● **WORK REQUIRED**
Your task is to repeat all of the material exactly.

[Extracted data entries]
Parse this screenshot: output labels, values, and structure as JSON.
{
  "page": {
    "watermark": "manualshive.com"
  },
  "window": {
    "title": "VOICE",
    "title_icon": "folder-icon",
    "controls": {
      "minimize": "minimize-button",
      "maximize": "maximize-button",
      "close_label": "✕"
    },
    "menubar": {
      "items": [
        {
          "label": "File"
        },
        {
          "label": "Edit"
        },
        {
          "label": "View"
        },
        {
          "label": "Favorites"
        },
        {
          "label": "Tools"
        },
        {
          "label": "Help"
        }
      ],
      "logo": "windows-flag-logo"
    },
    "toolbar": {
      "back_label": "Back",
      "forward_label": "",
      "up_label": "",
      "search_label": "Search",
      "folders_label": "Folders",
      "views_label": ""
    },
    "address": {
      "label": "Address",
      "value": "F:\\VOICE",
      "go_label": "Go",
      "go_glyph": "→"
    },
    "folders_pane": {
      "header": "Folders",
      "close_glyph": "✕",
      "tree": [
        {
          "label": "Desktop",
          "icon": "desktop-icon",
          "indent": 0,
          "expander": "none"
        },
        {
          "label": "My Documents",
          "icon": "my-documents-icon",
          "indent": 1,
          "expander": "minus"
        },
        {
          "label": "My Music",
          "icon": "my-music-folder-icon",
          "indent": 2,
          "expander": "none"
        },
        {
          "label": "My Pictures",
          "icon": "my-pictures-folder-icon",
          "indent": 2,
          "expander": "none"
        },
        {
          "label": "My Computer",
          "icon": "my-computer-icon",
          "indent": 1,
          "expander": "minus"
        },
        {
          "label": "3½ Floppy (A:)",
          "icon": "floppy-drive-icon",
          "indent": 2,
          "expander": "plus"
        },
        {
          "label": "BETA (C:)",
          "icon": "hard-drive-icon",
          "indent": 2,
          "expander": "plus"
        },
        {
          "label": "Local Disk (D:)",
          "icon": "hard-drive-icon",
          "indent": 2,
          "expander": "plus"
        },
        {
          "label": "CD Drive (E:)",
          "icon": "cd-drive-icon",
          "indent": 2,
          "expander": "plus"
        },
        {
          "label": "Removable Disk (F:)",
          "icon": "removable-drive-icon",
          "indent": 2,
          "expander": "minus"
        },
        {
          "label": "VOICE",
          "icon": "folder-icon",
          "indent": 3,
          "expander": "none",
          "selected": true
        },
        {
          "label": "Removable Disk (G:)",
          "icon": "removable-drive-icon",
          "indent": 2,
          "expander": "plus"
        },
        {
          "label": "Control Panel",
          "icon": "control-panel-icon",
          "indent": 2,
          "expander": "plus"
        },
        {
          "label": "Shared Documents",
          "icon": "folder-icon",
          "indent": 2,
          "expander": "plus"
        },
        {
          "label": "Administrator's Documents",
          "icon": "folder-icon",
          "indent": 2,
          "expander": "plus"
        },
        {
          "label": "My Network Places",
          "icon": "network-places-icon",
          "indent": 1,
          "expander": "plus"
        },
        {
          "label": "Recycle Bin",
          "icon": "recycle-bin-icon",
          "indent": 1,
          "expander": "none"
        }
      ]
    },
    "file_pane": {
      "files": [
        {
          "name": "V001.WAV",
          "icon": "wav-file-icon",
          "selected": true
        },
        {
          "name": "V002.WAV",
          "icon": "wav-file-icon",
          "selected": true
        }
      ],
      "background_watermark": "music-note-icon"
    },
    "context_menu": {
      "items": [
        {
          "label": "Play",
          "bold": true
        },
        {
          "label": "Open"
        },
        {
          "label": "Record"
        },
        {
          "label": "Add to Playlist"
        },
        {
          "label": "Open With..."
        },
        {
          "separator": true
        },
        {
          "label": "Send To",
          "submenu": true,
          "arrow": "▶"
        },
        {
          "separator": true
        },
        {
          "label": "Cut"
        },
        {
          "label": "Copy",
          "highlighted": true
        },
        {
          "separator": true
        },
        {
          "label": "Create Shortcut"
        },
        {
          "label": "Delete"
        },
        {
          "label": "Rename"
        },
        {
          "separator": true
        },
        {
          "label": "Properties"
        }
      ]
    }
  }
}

● **RESULT OF THIS EXERCISE**
Parse this screenshot: output labels, values, and structure as JSON.
{
  "page": {
    "watermark": "manualshive.com"
  },
  "window": {
    "title": "VOICE",
    "title_icon": "folder-icon",
    "controls": {
      "minimize": "minimize-button",
      "maximize": "maximize-button",
      "close_label": "✕"
    },
    "menubar": {
      "items": [
        {
          "label": "File"
        },
        {
          "label": "Edit"
        },
        {
          "label": "View"
        },
        {
          "label": "Favorites"
        },
        {
          "label": "Tools"
        },
        {
          "label": "Help"
        }
      ],
      "logo": "windows-flag-logo"
    },
    "toolbar": {
      "back_label": "Back",
      "forward_label": "",
      "up_label": "",
      "search_label": "Search",
      "folders_label": "Folders",
      "views_label": ""
    },
    "address": {
      "label": "Address",
      "value": "F:\\VOICE",
      "go_label": "Go",
      "go_glyph": "→"
    },
    "folders_pane": {
      "header": "Folders",
      "close_glyph": "✕",
      "tree": [
        {
          "label": "Desktop",
          "icon": "desktop-icon",
          "indent": 0,
          "expander": "none"
        },
        {
          "label": "My Documents",
          "icon": "my-documents-icon",
          "indent": 1,
          "expander": "minus"
        },
        {
          "label": "My Music",
          "icon": "my-music-folder-icon",
          "indent": 2,
          "expander": "none"
        },
        {
          "label": "My Pictures",
          "icon": "my-pictures-folder-icon",
          "indent": 2,
          "expander": "none"
        },
        {
          "label": "My Computer",
          "icon": "my-computer-icon",
          "indent": 1,
          "expander": "minus"
        },
        {
          "label": "3½ Floppy (A:)",
          "icon": "floppy-drive-icon",
          "indent": 2,
          "expander": "plus"
        },
        {
          "label": "BETA (C:)",
          "icon": "hard-drive-icon",
          "indent": 2,
          "expander": "plus"
        },
        {
          "label": "Local Disk (D:)",
          "icon": "hard-drive-icon",
          "indent": 2,
          "expander": "plus"
        },
        {
          "label": "CD Drive (E:)",
          "icon": "cd-drive-icon",
          "indent": 2,
          "expander": "plus"
        },
        {
          "label": "Removable Disk (F:)",
          "icon": "removable-drive-icon",
          "indent": 2,
          "expander": "minus"
        },
        {
          "label": "VOICE",
          "icon": "folder-icon",
          "indent": 3,
          "expander": "none",
          "selected": true
        },
        {
          "label": "Removable Disk (G:)",
          "icon": "removable-drive-icon",
          "indent": 2,
          "expander": "plus"
        },
        {
          "label": "Control Panel",
          "icon": "control-panel-icon",
          "indent": 2,
          "expander": "plus"
        },
        {
          "label": "Shared Documents",
          "icon": "folder-icon",
          "indent": 2,
          "expander": "plus"
        },
        {
          "label": "Administrator's Documents",
          "icon": "folder-icon",
          "indent": 2,
          "expander": "plus"
        },
        {
          "label": "My Network Places",
          "icon": "network-places-icon",
          "indent": 1,
          "expander": "plus"
        },
        {
          "label": "Recycle Bin",
          "icon": "recycle-bin-icon",
          "indent": 1,
          "expander": "none"
        }
      ]
    },
    "file_pane": {
      "files": [
        {
          "name": "V001.WAV",
          "icon": "wav-file-icon",
          "selected": true
        },
        {
          "name": "V002.WAV",
          "icon": "wav-file-icon",
          "selected": true
        }
      ],
      "background_watermark": "music-note-icon"
    },
    "context_menu": {
      "items": [
        {
          "label": "Play",
          "bold": true
        },
        {
          "label": "Open"
        },
        {
          "label": "Record"
        },
        {
          "label": "Add to Playlist"
        },
        {
          "label": "Open With..."
        },
        {
          "separator": true
        },
        {
          "label": "Send To",
          "submenu": true,
          "arrow": "▶"
        },
        {
          "separator": true
        },
        {
          "label": "Cut"
        },
        {
          "label": "Copy",
          "highlighted": true
        },
        {
          "separator": true
        },
        {
          "label": "Create Shortcut"
        },
        {
          "label": "Delete"
        },
        {
          "label": "Rename"
        },
        {
          "separator": true
        },
        {
          "label": "Properties"
        }
      ]
    }
  }
}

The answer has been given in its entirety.